***** Extracted entries

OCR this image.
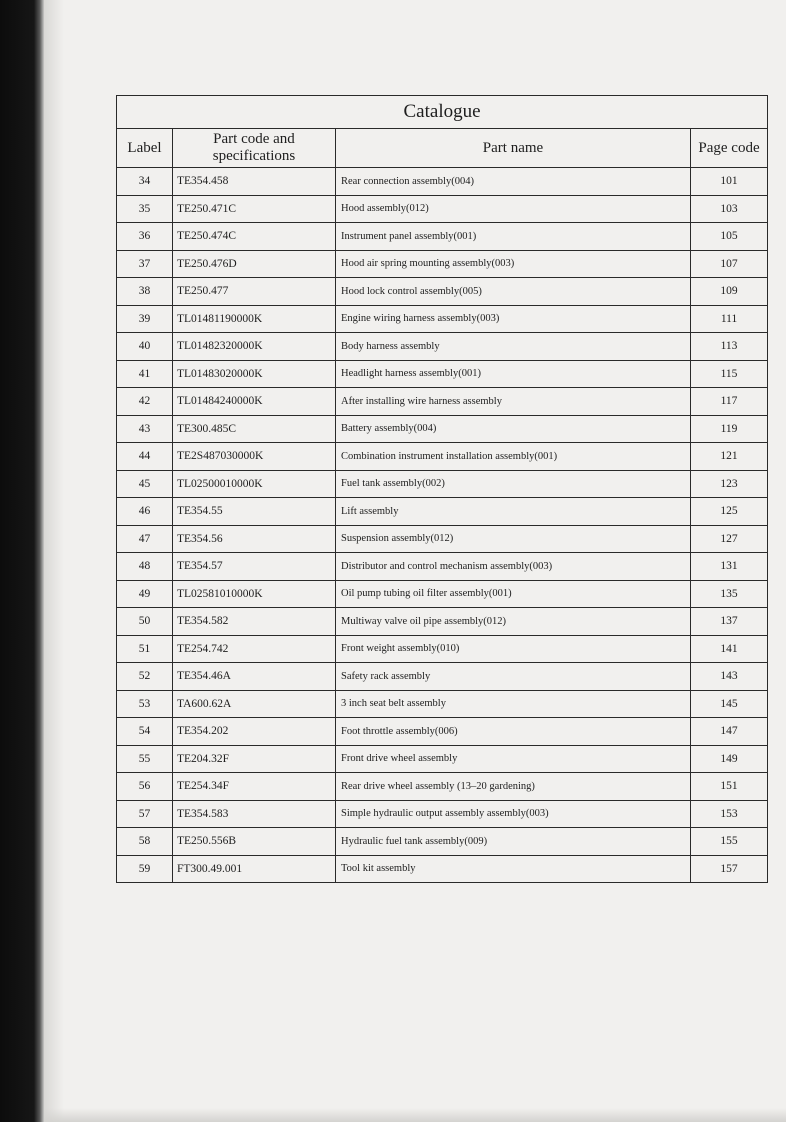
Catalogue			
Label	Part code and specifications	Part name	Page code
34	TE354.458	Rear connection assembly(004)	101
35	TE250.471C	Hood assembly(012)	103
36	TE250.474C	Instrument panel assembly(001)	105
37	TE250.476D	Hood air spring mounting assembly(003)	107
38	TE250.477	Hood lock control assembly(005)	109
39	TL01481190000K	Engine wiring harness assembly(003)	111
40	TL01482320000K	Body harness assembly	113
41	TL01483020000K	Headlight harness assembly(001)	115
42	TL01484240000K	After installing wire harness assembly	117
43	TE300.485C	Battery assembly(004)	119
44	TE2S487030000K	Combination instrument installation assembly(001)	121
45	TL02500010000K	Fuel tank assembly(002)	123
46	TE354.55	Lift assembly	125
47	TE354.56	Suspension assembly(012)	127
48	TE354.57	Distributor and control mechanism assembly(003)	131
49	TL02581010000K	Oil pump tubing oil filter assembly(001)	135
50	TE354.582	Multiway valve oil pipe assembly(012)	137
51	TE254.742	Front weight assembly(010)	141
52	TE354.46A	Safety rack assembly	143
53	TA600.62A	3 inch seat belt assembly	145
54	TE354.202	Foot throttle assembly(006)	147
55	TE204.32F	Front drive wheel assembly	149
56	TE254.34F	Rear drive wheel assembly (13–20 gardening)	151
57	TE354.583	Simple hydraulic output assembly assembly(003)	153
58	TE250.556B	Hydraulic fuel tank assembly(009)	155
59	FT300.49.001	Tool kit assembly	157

**********

• _Aim of the exercise_
Go through the material and select each line with the string "Rear" in it.

• _Expected answer_
34	TE354.458	Rear connection assembly(004)	101
56	TE254.34F	Rear drive wheel assembly (13–20 gardening)	151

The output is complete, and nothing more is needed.